Every entry that follows should be reproduced exactly.

+--

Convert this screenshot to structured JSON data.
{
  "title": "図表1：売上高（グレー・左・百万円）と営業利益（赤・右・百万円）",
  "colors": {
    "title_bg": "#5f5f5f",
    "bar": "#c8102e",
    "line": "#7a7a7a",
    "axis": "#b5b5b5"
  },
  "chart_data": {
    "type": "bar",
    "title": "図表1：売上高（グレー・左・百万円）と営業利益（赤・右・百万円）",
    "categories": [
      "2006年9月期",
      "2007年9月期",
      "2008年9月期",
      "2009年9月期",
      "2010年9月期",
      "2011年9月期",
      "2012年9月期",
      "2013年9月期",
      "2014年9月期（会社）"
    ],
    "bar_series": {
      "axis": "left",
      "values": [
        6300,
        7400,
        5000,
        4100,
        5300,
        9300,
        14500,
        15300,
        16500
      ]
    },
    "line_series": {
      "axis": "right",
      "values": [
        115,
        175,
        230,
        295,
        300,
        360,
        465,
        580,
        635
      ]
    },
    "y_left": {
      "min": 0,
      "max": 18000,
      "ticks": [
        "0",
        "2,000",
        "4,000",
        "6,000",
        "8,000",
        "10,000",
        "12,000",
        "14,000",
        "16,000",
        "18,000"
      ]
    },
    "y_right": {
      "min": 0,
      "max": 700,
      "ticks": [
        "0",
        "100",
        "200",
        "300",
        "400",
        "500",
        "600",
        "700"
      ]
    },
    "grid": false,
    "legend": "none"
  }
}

+--

▶ **Task solution**:
Convert this screenshot to structured JSON data.
{
  "title": "図表1：売上高（グレー・左・百万円）と営業利益（赤・右・百万円）",
  "colors": {
    "title_bg": "#5f5f5f",
    "bar": "#c8102e",
    "line": "#7a7a7a",
    "axis": "#b5b5b5"
  },
  "chart_data": {
    "type": "bar",
    "title": "図表1：売上高（グレー・左・百万円）と営業利益（赤・右・百万円）",
    "categories": [
      "2006年9月期",
      "2007年9月期",
      "2008年9月期",
      "2009年9月期",
      "2010年9月期",
      "2011年9月期",
      "2012年9月期",
      "2013年9月期",
      "2014年9月期（会社）"
    ],
    "bar_series": {
      "axis": "left",
      "values": [
        6300,
        7400,
        5000,
        4100,
        5300,
        9300,
        14500,
        15300,
        16500
      ]
    },
    "line_series": {
      "axis": "right",
      "values": [
        115,
        175,
        230,
        295,
        300,
        360,
        465,
        580,
        635
      ]
    },
    "y_left": {
      "min": 0,
      "max": 18000,
      "ticks": [
        "0",
        "2,000",
        "4,000",
        "6,000",
        "8,000",
        "10,000",
        "12,000",
        "14,000",
        "16,000",
        "18,000"
      ]
    },
    "y_right": {
      "min": 0,
      "max": 700,
      "ticks": [
        "0",
        "100",
        "200",
        "300",
        "400",
        "500",
        "600",
        "700"
      ]
    },
    "grid": false,
    "legend": "none"
  }
}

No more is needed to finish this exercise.